**Extrait:**
--------------------

- Comment êtes-vous devenue journaliste ?
- Je suis tombée dedans quand j'étais petite. J'ai
décidé très jeune de devenir journaliste. J'ai fait la
filière classique : une maîtrise d'anglais, deux
années comme lecteur dans une université canadienne,
puis l'Ecole supérieure de journalisme de Lille (ESJ). A
ma sortie, en 1981, je suis partie à l'université de
Boston pour y faire un master en journalisme. Je suis
entrée à l'AFP en 1983. - Votre parcours à
l'AFP avant d'arriver à Hanoï ?
- Je suis restée trois ans au desk économie. Je suis
ensuite partie deux ans au bureau de Londres, comme
journaliste économique. Je suis revenue six mois à
Paris avant de partir comme adjointe au bureau de Pékin.
J'y suis restée quatre ans, de 1988 à 1992. Ensuite,
retour sur Paris. Et en juillet 1995, j'ai été nommée
à Hanoï.
- Est-ce un handicap d'être française à
Hanoï ?

--------------------

**Données fournies:**
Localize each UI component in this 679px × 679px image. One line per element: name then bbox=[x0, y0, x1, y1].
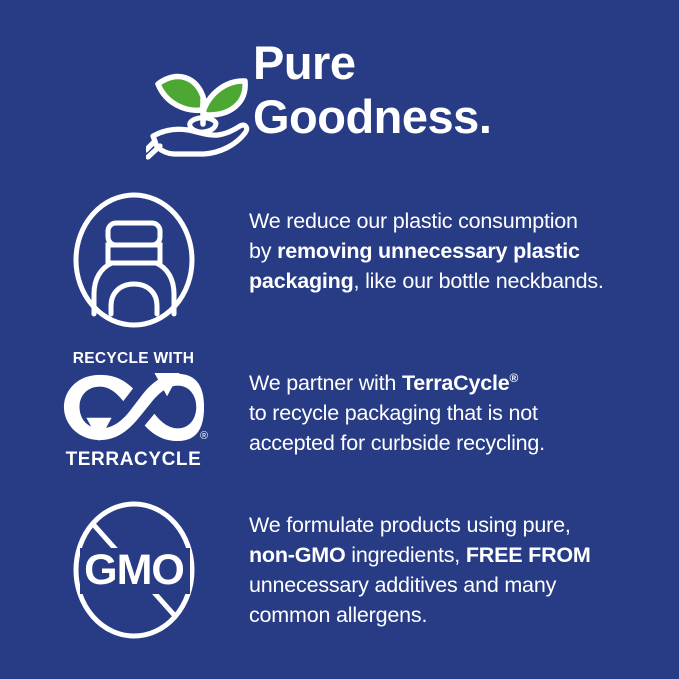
hand-holding-sprout-icon bbox=[146, 58, 256, 168]
text-line: by removing unnecessary plastic bbox=[249, 236, 669, 266]
svg-text:GMO: GMO bbox=[84, 546, 184, 594]
text-line: We reduce our plastic consumption bbox=[249, 206, 669, 236]
text-line: common allergens. bbox=[249, 600, 669, 630]
text-line: non-GMO ingredients, FREE FROM bbox=[249, 540, 669, 570]
recycle-infinity-arrows-icon: ® bbox=[56, 371, 211, 448]
bottle-neckband-circle-icon bbox=[56, 190, 216, 330]
terracycle-bottom-label: TERRACYCLE bbox=[56, 449, 211, 471]
benefit-text-gmo: We formulate products using pure,non-GMO… bbox=[249, 510, 669, 630]
no-gmo-icon: GMO bbox=[56, 498, 216, 638]
text-line: packaging, like our bottle neckbands. bbox=[249, 266, 669, 296]
benefit-row-plastic: We reduce our plastic consumptionby remo… bbox=[0, 190, 679, 330]
text-line: to recycle packaging that is not bbox=[249, 398, 669, 428]
page-title: Pure Goodness. bbox=[253, 36, 673, 144]
text-line: unnecessary additives and many bbox=[249, 570, 669, 600]
text-line: We formulate products using pure, bbox=[249, 510, 669, 540]
benefit-row-terracycle: RECYCLE WITH ® TERRACYCLE We partner wit… bbox=[0, 345, 679, 485]
text-line: We partner with TerraCycle® bbox=[249, 363, 669, 398]
pure-goodness-infographic: Pure Goodness. We reduce our plastic con… bbox=[0, 0, 679, 679]
benefit-row-gmo: GMO We formulate products using pure,non… bbox=[0, 498, 679, 643]
header: Pure Goodness. bbox=[0, 28, 679, 158]
page-title-line-1: Pure bbox=[253, 36, 673, 90]
page-title-line-2: Goodness. bbox=[253, 90, 673, 144]
benefit-text-terracycle: We partner with TerraCycle®to recycle pa… bbox=[249, 363, 669, 458]
benefit-text-plastic: We reduce our plastic consumptionby remo… bbox=[249, 206, 669, 296]
terracycle-logo: RECYCLE WITH ® TERRACYCLE bbox=[56, 345, 211, 473]
svg-text:®: ® bbox=[200, 430, 208, 442]
text-line: accepted for curbside recycling. bbox=[249, 428, 669, 458]
terracycle-top-label: RECYCLE WITH bbox=[56, 350, 211, 368]
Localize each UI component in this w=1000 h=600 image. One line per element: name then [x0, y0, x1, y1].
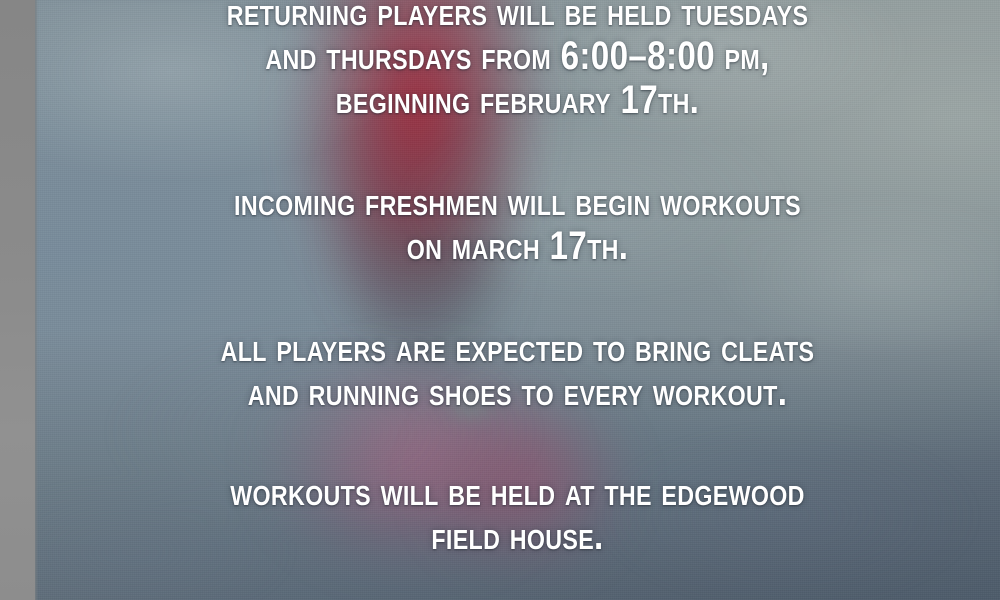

--------------------

**Consigne:** Recopiez l'extrait en entier, sans y changer un seul mot.

**Corrigé:**
- Comment êtes-vous devenue journaliste ?
- Je suis tombée dedans quand j'étais petite. J'ai
décidé très jeune de devenir journaliste. J'ai fait la
filière classique : une maîtrise d'anglais, deux
années comme lecteur dans une université canadienne,
puis l'Ecole supérieure de journalisme de Lille (ESJ). A
ma sortie, en 1981, je suis partie à l'université de
Boston pour y faire un master en journalisme. Je suis
entrée à l'AFP en 1983. - Votre parcours à
l'AFP avant d'arriver à Hanoï ?
- Je suis restée trois ans au desk économie. Je suis
ensuite partie deux ans au bureau de Londres, comme
journaliste économique. Je suis revenue six mois à
Paris avant de partir comme adjointe au bureau de Pékin.
J'y suis restée quatre ans, de 1988 à 1992. Ensuite,
retour sur Paris. Et en juillet 1995, j'ai été nommée
à Hanoï.
- Est-ce un handicap d'être française à
Hanoï ?